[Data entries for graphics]
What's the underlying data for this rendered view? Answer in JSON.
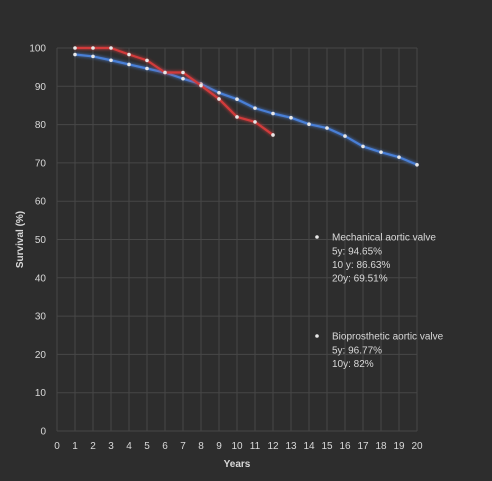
{
  "chart_data": {
    "type": "line",
    "title": "",
    "xlabel": "Years",
    "ylabel": "Survival (%)",
    "xlim": [
      0,
      20
    ],
    "ylim": [
      0,
      100
    ],
    "x_ticks": [
      0,
      1,
      2,
      3,
      4,
      5,
      6,
      7,
      8,
      9,
      10,
      11,
      12,
      13,
      14,
      15,
      16,
      17,
      18,
      19,
      20
    ],
    "y_ticks": [
      0,
      10,
      20,
      30,
      40,
      50,
      60,
      70,
      80,
      90,
      100
    ],
    "grid": true,
    "legend_position": "right",
    "series": [
      {
        "name": "Mechanical aortic valve",
        "color": "#4a7fd6",
        "x": [
          1,
          2,
          3,
          4,
          5,
          6,
          7,
          8,
          9,
          10,
          11,
          12,
          13,
          14,
          15,
          16,
          17,
          18,
          19,
          20
        ],
        "y": [
          98.3,
          97.8,
          96.8,
          95.7,
          94.65,
          93.6,
          92.0,
          90.6,
          88.3,
          86.63,
          84.3,
          82.9,
          81.8,
          80.1,
          79.1,
          77.0,
          74.3,
          72.8,
          71.5,
          69.51
        ],
        "annotations": [
          "5y: 94.65%",
          "10 y: 86.63%",
          "20y: 69.51%"
        ]
      },
      {
        "name": "Bioprosthetic aortic valve",
        "color": "#d23b3b",
        "x": [
          1,
          2,
          3,
          4,
          5,
          6,
          7,
          8,
          9,
          10,
          11,
          12
        ],
        "y": [
          100,
          100,
          100,
          98.3,
          96.77,
          93.6,
          93.6,
          90.2,
          86.7,
          82,
          80.7,
          77.3
        ],
        "annotations": [
          "5y: 96.77%",
          "10y: 82%"
        ]
      }
    ]
  }
}
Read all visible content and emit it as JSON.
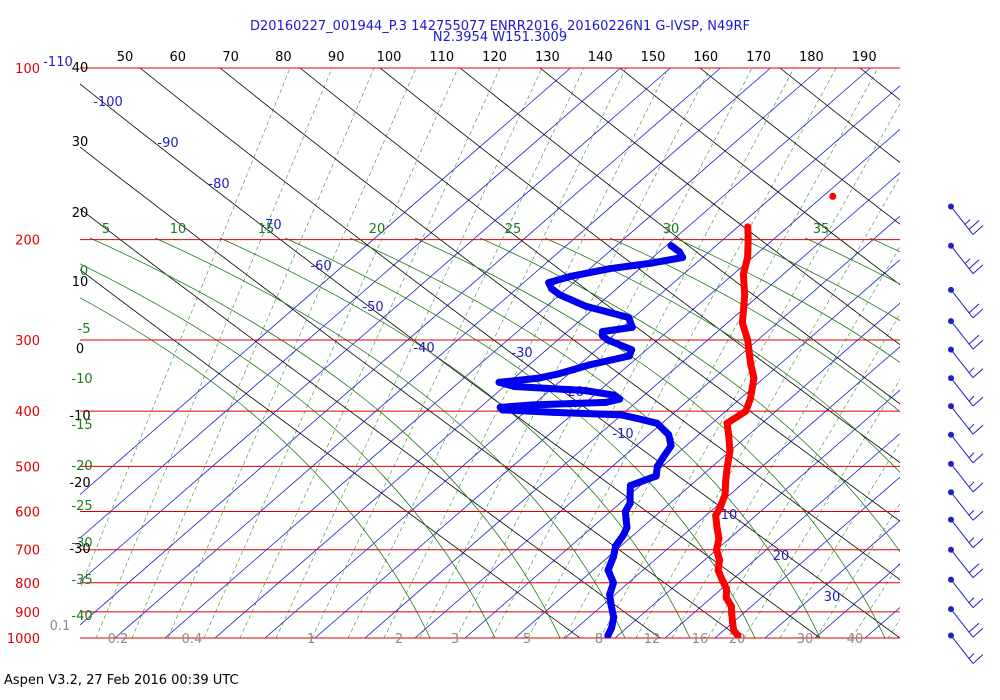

- [EXERCISE REQUIREMENTS]:
Extract all lines that hold the word "aortic".

- [ANSWER TO THE TASK]:
        "name": "Mechanical aortic valve",
        "name": "Bioprosthetic aortic valve",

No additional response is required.